◆ Set problem: Retype everything in the listing, leaving each line exactly as it is.
[BEGIN Data shown]
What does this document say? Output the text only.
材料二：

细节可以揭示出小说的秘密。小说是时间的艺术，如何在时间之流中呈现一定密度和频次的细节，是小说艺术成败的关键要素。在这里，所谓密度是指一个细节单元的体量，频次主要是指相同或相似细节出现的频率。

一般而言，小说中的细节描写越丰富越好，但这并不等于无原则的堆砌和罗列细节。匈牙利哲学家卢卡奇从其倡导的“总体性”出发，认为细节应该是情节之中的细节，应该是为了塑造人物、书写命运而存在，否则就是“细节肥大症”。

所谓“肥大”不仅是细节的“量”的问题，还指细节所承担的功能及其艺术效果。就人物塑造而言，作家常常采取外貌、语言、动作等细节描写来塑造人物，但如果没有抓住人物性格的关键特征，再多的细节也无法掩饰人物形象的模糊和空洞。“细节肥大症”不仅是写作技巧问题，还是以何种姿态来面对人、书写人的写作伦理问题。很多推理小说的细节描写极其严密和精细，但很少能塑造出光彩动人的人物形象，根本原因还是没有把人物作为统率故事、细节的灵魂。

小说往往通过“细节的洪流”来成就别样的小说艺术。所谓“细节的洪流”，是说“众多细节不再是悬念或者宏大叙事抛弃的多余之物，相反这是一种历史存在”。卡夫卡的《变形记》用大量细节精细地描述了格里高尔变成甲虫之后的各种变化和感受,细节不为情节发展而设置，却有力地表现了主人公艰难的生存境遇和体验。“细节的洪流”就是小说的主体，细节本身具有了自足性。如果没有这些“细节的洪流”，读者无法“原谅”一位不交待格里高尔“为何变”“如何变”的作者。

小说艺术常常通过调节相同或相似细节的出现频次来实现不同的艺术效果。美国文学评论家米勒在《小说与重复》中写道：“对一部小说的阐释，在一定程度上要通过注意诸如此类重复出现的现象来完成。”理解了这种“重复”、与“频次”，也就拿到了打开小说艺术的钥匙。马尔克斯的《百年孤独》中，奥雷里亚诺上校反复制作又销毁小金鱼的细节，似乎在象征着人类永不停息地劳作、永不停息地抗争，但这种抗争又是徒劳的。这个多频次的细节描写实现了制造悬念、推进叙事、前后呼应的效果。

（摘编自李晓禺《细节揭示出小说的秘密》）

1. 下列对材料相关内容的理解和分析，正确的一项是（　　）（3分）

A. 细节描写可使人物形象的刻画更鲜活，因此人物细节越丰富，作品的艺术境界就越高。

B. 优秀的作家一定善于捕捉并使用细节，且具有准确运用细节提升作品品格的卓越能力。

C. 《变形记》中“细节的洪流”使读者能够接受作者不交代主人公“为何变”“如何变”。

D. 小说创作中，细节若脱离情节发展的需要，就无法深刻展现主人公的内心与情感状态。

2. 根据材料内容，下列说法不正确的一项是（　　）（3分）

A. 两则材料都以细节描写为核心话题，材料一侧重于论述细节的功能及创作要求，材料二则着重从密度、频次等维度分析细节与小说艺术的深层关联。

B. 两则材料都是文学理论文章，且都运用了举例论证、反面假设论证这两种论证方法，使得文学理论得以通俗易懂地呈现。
[END Data shown]
◆ Answer for this exercise:
What does this document say? Output the text only.
材料二：

细节可以揭示出小说的秘密。小说是时间的艺术，如何在时间之流中呈现一定密度和频次的细节，是小说艺术成败的关键要素。在这里，所谓密度是指一个细节单元的体量，频次主要是指相同或相似细节出现的频率。

一般而言，小说中的细节描写越丰富越好，但这并不等于无原则的堆砌和罗列细节。匈牙利哲学家卢卡奇从其倡导的“总体性”出发，认为细节应该是情节之中的细节，应该是为了塑造人物、书写命运而存在，否则就是“细节肥大症”。

所谓“肥大”不仅是细节的“量”的问题，还指细节所承担的功能及其艺术效果。就人物塑造而言，作家常常采取外貌、语言、动作等细节描写来塑造人物，但如果没有抓住人物性格的关键特征，再多的细节也无法掩饰人物形象的模糊和空洞。“细节肥大症”不仅是写作技巧问题，还是以何种姿态来面对人、书写人的写作伦理问题。很多推理小说的细节描写极其严密和精细，但很少能塑造出光彩动人的人物形象，根本原因还是没有把人物作为统率故事、细节的灵魂。

小说往往通过“细节的洪流”来成就别样的小说艺术。所谓“细节的洪流”，是说“众多细节不再是悬念或者宏大叙事抛弃的多余之物，相反这是一种历史存在”。卡夫卡的《变形记》用大量细节精细地描述了格里高尔变成甲虫之后的各种变化和感受,细节不为情节发展而设置，却有力地表现了主人公艰难的生存境遇和体验。“细节的洪流”就是小说的主体，细节本身具有了自足性。如果没有这些“细节的洪流”，读者无法“原谅”一位不交待格里高尔“为何变”“如何变”的作者。

小说艺术常常通过调节相同或相似细节的出现频次来实现不同的艺术效果。美国文学评论家米勒在《小说与重复》中写道：“对一部小说的阐释，在一定程度上要通过注意诸如此类重复出现的现象来完成。”理解了这种“重复”、与“频次”，也就拿到了打开小说艺术的钥匙。马尔克斯的《百年孤独》中，奥雷里亚诺上校反复制作又销毁小金鱼的细节，似乎在象征着人类永不停息地劳作、永不停息地抗争，但这种抗争又是徒劳的。这个多频次的细节描写实现了制造悬念、推进叙事、前后呼应的效果。

（摘编自李晓禺《细节揭示出小说的秘密》）

1. 下列对材料相关内容的理解和分析，正确的一项是（　　）（3分）

A. 细节描写可使人物形象的刻画更鲜活，因此人物细节越丰富，作品的艺术境界就越高。

B. 优秀的作家一定善于捕捉并使用细节，且具有准确运用细节提升作品品格的卓越能力。

C. 《变形记》中“细节的洪流”使读者能够接受作者不交代主人公“为何变”“如何变”。

D. 小说创作中，细节若脱离情节发展的需要，就无法深刻展现主人公的内心与情感状态。

2. 根据材料内容，下列说法不正确的一项是（　　）（3分）

A. 两则材料都以细节描写为核心话题，材料一侧重于论述细节的功能及创作要求，材料二则着重从密度、频次等维度分析细节与小说艺术的深层关联。

B. 两则材料都是文学理论文章，且都运用了举例论证、反面假设论证这两种论证方法，使得文学理论得以通俗易懂地呈现。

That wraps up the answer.